Exercise — In the records that follow, locate every line with "Copyright" and extract it.

--- BEGIN ---

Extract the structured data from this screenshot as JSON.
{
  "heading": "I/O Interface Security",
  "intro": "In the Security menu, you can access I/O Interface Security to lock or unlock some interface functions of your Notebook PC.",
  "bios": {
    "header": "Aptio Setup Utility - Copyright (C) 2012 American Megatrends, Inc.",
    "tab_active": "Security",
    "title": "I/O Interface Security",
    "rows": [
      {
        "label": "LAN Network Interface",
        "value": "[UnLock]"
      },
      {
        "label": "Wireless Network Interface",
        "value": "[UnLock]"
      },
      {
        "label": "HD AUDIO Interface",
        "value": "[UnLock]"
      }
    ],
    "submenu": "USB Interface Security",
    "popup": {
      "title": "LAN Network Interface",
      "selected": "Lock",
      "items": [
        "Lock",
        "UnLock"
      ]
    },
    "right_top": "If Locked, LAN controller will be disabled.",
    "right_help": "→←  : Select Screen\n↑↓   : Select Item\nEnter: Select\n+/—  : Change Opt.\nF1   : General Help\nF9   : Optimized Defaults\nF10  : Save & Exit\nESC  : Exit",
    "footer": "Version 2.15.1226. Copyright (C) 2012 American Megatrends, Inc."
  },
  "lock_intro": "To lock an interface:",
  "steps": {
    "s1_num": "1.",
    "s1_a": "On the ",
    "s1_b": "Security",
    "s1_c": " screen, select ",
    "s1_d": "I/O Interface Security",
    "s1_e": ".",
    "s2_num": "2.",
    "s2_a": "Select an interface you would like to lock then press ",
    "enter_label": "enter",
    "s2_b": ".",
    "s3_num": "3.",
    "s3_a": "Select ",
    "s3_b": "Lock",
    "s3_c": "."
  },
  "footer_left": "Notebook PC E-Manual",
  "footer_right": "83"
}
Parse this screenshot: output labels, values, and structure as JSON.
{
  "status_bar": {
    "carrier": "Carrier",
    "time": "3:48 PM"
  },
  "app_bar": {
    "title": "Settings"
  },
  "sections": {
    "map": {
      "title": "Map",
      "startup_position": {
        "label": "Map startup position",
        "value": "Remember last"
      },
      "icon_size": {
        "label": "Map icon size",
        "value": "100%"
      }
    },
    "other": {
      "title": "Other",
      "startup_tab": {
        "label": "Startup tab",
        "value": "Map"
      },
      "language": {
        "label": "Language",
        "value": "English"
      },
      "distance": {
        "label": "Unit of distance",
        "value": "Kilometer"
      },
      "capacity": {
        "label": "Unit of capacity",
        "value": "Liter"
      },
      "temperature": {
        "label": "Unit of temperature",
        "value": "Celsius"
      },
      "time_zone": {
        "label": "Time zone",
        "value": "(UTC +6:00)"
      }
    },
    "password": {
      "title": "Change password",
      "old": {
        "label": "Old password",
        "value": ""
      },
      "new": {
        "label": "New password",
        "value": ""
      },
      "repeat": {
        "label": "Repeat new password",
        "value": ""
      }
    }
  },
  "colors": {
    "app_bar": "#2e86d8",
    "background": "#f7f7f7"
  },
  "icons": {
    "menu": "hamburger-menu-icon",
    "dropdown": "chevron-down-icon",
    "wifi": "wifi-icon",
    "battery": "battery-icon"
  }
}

--- END ---

Written answer —
    "header": "Aptio Setup Utility - Copyright (C) 2012 American Megatrends, Inc.",
    "footer": "Version 2.15.1226. Copyright (C) 2012 American Megatrends, Inc."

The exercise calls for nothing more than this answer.